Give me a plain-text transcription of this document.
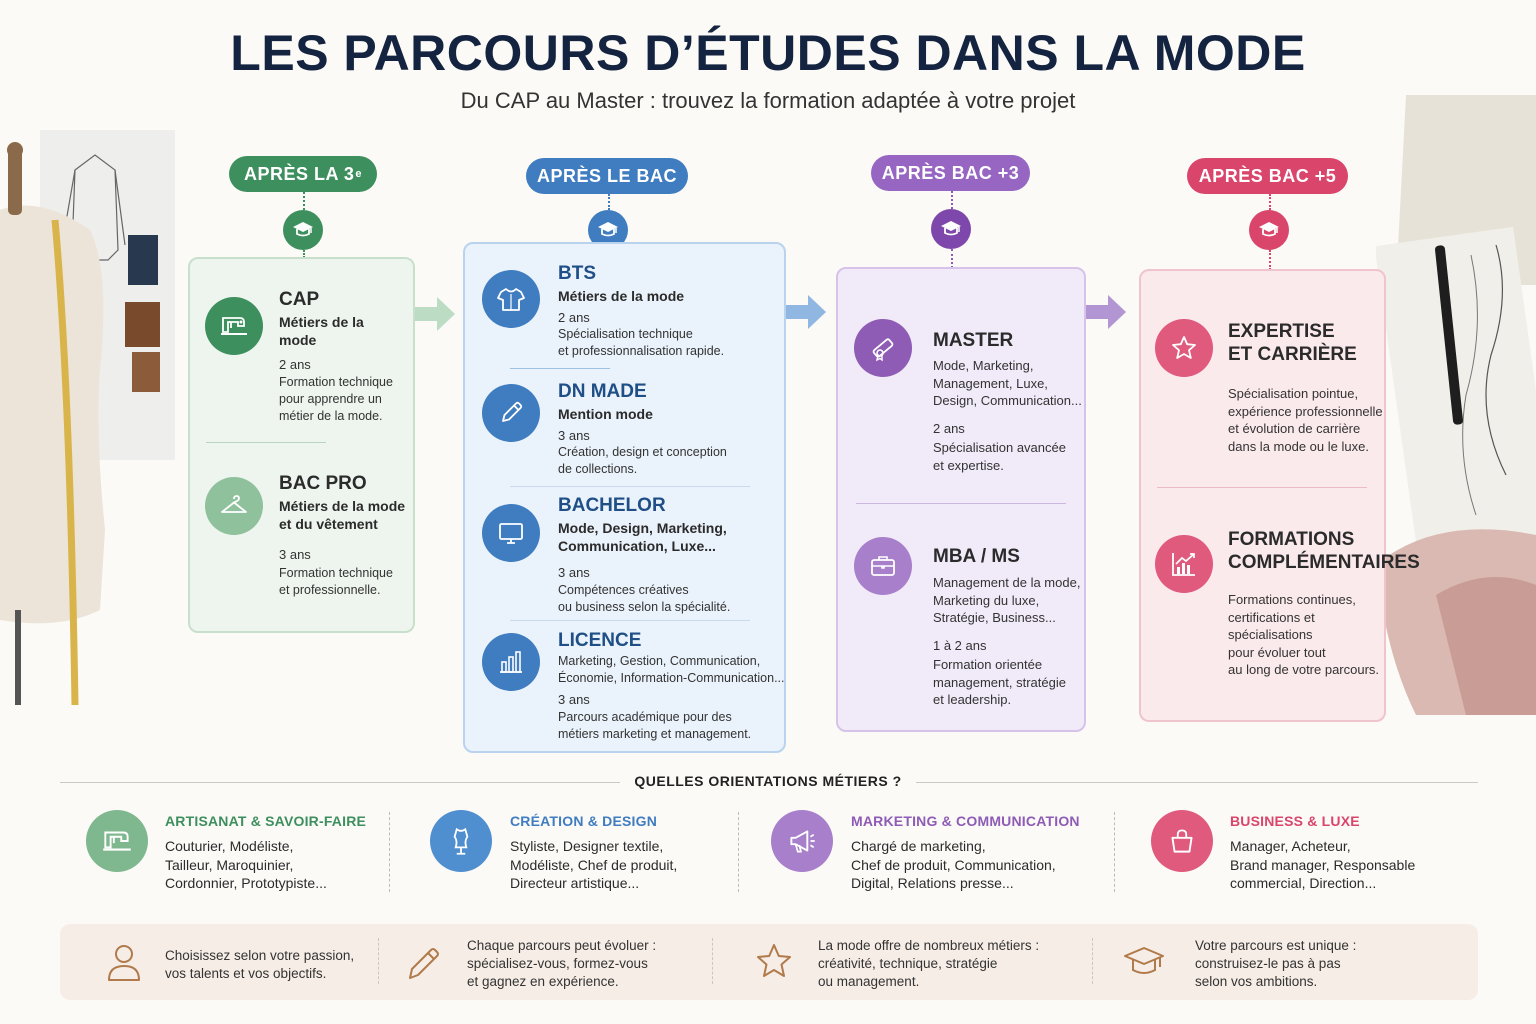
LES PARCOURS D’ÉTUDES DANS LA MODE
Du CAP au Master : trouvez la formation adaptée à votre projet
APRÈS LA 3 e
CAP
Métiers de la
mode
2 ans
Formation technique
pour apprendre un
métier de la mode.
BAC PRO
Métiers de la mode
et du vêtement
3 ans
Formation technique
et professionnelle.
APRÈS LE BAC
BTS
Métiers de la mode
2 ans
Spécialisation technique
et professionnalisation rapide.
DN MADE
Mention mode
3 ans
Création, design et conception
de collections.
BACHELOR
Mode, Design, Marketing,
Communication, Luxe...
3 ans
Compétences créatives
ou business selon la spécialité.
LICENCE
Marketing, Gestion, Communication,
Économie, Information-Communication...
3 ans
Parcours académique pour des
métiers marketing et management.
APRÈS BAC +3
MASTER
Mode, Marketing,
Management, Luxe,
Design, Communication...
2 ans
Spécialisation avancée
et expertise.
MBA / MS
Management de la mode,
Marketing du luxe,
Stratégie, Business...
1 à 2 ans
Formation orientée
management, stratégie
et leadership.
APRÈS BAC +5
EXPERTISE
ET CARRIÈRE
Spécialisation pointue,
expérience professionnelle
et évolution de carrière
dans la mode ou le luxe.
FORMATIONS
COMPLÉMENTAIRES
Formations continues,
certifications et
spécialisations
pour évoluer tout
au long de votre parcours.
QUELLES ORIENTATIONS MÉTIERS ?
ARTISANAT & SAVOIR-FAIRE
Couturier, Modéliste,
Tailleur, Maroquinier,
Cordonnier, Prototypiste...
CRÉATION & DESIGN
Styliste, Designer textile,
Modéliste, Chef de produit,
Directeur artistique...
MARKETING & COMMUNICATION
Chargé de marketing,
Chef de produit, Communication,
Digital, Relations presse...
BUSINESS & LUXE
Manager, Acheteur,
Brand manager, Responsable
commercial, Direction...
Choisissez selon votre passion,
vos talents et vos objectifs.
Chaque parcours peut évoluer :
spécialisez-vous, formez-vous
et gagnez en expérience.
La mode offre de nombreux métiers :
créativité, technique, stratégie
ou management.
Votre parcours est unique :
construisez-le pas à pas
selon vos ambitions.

--

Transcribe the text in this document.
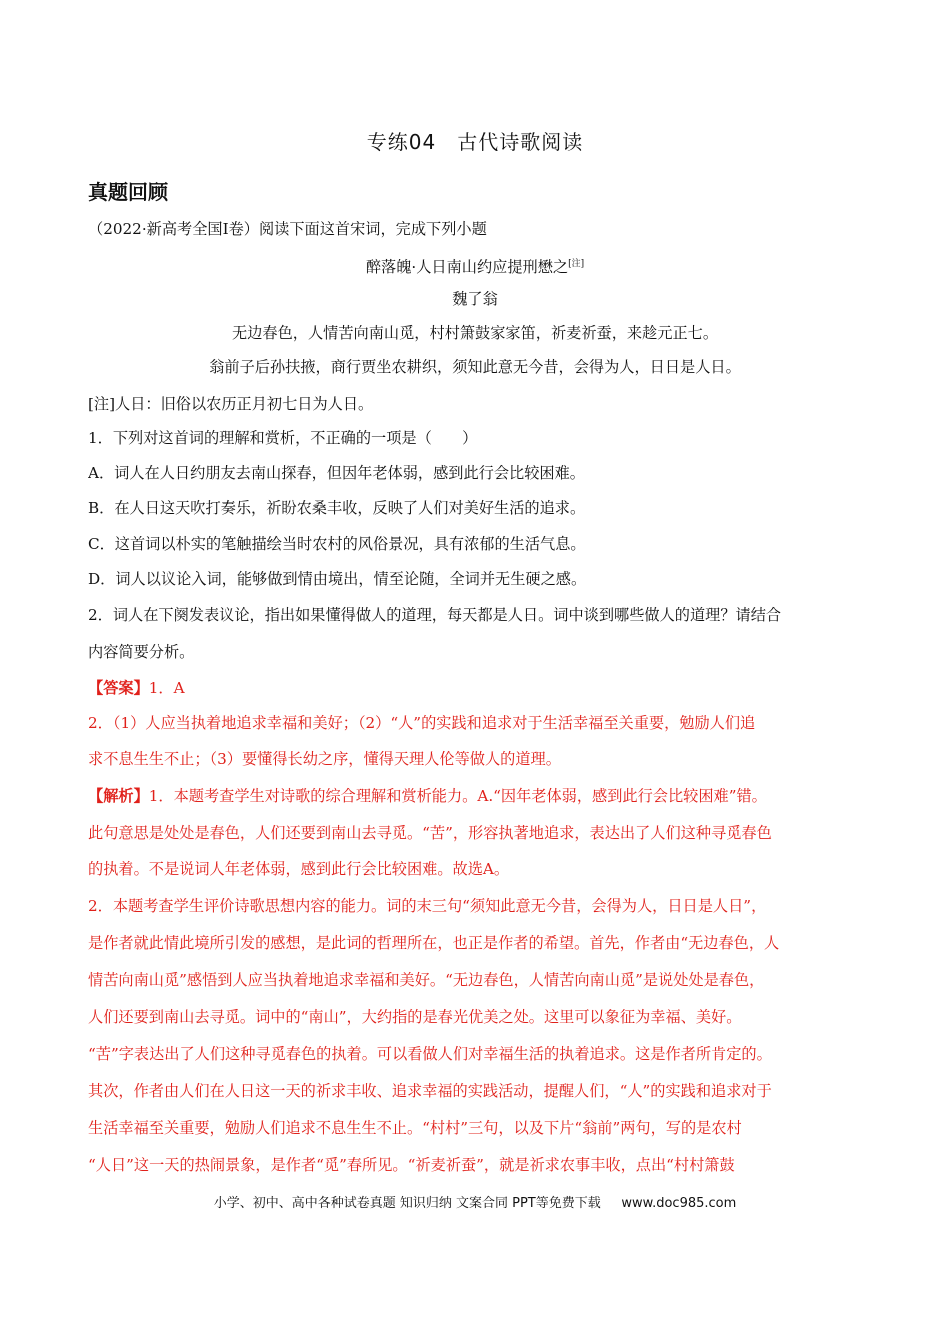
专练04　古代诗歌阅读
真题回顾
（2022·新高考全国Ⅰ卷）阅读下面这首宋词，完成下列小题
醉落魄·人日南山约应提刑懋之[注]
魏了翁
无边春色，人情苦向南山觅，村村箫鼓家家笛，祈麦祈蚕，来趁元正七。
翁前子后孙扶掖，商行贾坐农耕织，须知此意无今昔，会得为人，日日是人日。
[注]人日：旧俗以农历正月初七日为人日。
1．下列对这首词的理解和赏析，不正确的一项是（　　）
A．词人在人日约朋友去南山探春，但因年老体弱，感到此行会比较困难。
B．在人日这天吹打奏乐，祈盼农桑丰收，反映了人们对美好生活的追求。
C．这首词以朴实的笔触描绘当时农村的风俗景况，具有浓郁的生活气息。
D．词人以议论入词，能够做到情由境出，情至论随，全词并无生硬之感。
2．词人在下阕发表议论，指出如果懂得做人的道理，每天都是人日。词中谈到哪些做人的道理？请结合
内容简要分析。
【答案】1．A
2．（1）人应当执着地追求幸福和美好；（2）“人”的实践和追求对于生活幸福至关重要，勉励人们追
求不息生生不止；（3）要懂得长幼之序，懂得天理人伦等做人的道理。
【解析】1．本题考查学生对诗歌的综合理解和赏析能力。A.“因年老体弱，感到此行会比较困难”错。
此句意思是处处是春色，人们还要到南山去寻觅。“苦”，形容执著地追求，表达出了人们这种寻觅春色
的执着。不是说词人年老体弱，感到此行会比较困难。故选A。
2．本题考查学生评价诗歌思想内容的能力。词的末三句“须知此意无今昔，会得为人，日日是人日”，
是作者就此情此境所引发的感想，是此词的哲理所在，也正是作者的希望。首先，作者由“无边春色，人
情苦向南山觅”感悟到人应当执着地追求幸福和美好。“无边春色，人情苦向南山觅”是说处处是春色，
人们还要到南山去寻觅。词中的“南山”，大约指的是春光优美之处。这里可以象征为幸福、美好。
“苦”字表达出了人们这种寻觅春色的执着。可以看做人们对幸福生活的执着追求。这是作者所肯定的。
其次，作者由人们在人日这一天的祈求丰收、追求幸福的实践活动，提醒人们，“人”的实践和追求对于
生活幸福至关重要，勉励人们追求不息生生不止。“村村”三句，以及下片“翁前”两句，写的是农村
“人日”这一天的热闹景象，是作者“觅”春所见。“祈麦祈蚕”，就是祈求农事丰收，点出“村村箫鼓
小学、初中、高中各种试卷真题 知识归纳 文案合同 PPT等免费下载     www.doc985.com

◆ Work required: Copy each line of the listing that holds the word "expérience".

◆ Right answer:
expérience professionnelle
et gagnez en expérience.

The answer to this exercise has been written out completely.